Key Points & Assumptions

A Film is an Education. If you want to do something useful with a film, you might ask: What kind of education does this film make possible? What kind of knowledge of lawyers, the legal profession, and the world does the film offer? How does the film teach? Where does the film fit with what you know about yourself? How does this film help you understand the assumptions you've made about the legal profession and your place in it? How do fictional lawyers help us understand the relationship between our professional and personal lives? What do lawyers in film teach us about law?

A pedagogical approach to lawyer films has us asking whether these films might alter and expand our present “sphere of legal life.” I adopt the phrase, “sphere of legal life” from Austin Sarat’s observation that, “[i]n this age of the world as a ‘picture,’ the proliferation of law in film, on television, and in mass market publications, has altered and expanded the sphere of legal life.” [Austin Sarat, Exploring the Hidden Domains of Civil Justice: “Naming, Blaming, and Claiming” in Popular Culture, 50 DePaul L. Rev. 425, 429 (2000)]

Basically, I think it now rather obvious that:

Stories, real or fiction, provide a context that rules and case law often do not. Stories do not just report the events but also provide contextual information that may be useful to one’s analysis, such as relationships between the parties, personal motivations, social status, the importance of this conflict in the actor’s life, and sometimes even the origin of the dilemma.” [Alexander Scherr & Hillary Farber, Popular Culture as a Lens on Legal Professionalism, 55 S.C.L. Rev. 351, 361 (2003)]

A Film Tells a Story. You've been listening to stories, telling stories, and reading stories from the time you were a child. You must know a great deal about stories and how they work, how some become revered as classics. A film is, first and foremost, a story. If you know about stories and how they work, you can put that knowledge to work in your reading of lawyer films.

| tell me a story |

I have searched widely in the scholarly work on film theory, film criticism, and film studies for ways of working with lawyer films. The most relevant and useful source that I have found is the work of playwrights, screenwriters, and screenwriting consultants. Screenwriting people know something about stories and about how stories work. My recommendation: Read the literature on screenwriting.

| screenwriting |

Film Drama Emerges From Conflict. What kind of conflict is presented in the film? How do the film's characters represent the conflict? How is the conflict resolved?
——
**TO-DO LIST**
**A)** Edit the text on lawyer films between "Key Points &" and "us about law?", inclusive, replacing "lawyers" with "attorneys".
**B)** Name every person mentioned in the text on lawyer films.
Rely only on the text on lawyer films.
——
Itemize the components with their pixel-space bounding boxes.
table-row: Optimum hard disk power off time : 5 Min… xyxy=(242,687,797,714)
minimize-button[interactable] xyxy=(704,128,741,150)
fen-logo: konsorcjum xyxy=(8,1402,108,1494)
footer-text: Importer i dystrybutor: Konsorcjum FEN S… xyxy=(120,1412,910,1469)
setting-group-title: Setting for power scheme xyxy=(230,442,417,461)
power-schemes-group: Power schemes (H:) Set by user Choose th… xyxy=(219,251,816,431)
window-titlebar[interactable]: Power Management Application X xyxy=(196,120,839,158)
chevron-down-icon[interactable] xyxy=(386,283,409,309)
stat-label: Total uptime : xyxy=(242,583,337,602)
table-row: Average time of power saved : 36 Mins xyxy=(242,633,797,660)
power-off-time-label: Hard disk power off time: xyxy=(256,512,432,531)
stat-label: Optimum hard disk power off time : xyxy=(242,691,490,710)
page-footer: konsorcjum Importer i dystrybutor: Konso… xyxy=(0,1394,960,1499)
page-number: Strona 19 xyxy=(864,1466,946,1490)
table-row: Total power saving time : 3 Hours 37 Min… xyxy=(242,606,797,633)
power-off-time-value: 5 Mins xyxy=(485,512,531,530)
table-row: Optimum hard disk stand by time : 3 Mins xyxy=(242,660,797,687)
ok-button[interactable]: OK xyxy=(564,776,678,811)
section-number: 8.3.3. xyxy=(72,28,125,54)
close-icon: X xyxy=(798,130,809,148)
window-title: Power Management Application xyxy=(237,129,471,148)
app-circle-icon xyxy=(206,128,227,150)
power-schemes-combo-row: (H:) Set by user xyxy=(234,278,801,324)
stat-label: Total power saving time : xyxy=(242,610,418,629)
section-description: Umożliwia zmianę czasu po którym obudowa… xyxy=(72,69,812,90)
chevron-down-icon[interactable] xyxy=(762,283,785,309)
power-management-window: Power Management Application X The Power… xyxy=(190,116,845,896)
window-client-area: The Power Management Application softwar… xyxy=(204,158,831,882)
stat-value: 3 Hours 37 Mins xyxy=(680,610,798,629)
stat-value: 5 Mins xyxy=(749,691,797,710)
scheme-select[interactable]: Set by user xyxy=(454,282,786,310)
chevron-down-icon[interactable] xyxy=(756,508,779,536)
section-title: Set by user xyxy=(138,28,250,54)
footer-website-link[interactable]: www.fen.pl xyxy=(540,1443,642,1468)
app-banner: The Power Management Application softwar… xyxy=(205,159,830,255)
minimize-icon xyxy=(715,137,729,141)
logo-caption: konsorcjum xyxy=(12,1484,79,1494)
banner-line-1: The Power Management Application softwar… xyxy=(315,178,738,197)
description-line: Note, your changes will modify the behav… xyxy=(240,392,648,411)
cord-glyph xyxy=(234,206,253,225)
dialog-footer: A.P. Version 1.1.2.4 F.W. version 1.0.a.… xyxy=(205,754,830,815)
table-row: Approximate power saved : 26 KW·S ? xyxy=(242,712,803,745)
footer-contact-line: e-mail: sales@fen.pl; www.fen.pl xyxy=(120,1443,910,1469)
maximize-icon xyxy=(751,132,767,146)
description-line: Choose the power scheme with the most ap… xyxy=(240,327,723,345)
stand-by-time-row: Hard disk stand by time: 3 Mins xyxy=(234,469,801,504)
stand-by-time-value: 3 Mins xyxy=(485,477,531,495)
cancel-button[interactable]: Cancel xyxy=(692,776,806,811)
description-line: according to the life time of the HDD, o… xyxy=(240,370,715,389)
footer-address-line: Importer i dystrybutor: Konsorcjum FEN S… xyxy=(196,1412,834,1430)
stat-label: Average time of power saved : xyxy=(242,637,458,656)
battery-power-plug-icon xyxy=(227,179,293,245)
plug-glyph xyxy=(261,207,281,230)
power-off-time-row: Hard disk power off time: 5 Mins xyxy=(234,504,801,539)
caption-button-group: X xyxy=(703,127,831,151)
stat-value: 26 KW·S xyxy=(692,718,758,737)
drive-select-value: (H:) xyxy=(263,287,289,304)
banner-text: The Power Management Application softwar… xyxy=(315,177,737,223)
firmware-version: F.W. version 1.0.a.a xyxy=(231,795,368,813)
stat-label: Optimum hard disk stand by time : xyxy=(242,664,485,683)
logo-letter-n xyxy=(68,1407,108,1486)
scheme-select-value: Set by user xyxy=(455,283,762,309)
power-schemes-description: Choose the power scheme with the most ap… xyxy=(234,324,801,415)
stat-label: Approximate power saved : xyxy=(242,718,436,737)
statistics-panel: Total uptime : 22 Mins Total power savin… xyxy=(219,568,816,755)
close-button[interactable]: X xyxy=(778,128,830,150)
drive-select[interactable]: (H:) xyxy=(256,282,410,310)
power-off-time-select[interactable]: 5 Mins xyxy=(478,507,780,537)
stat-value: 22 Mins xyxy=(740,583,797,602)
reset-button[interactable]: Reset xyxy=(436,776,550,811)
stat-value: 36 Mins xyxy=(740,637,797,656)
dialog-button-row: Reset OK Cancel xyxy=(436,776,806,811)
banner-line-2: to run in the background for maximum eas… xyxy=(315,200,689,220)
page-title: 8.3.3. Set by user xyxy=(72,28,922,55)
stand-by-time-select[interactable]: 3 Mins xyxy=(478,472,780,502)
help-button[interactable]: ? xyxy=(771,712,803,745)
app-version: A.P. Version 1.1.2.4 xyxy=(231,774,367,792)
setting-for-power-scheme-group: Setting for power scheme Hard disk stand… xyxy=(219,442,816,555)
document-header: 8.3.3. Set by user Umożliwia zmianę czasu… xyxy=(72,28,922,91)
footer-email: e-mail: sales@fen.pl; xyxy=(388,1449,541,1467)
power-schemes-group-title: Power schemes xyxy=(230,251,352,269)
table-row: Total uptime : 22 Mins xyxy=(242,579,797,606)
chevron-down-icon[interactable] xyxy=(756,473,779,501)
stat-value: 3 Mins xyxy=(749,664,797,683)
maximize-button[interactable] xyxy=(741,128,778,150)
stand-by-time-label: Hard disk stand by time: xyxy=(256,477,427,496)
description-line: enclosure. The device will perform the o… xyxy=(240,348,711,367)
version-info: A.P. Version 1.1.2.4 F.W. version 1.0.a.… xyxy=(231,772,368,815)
——
**RESULTS FOR THE EXERCISE**
**A)**
Key Points & Assumptions

A Film is an Education. If you want to do something useful with a film, you might ask: What kind of education does this film make possible? What kind of knowledge of attorneys, the legal profession, and the world does the film offer? How does the film teach? Where does the film fit with what you know about yourself? How does this film help you understand the assumptions you've made about the legal profession and your place in it? How do fictional attorneys help us understand the relationship between our professional and personal lives? What do attorneys in film teach us about law?

**B)** Austin Sarat, Alexander Scherr, Hillary Farber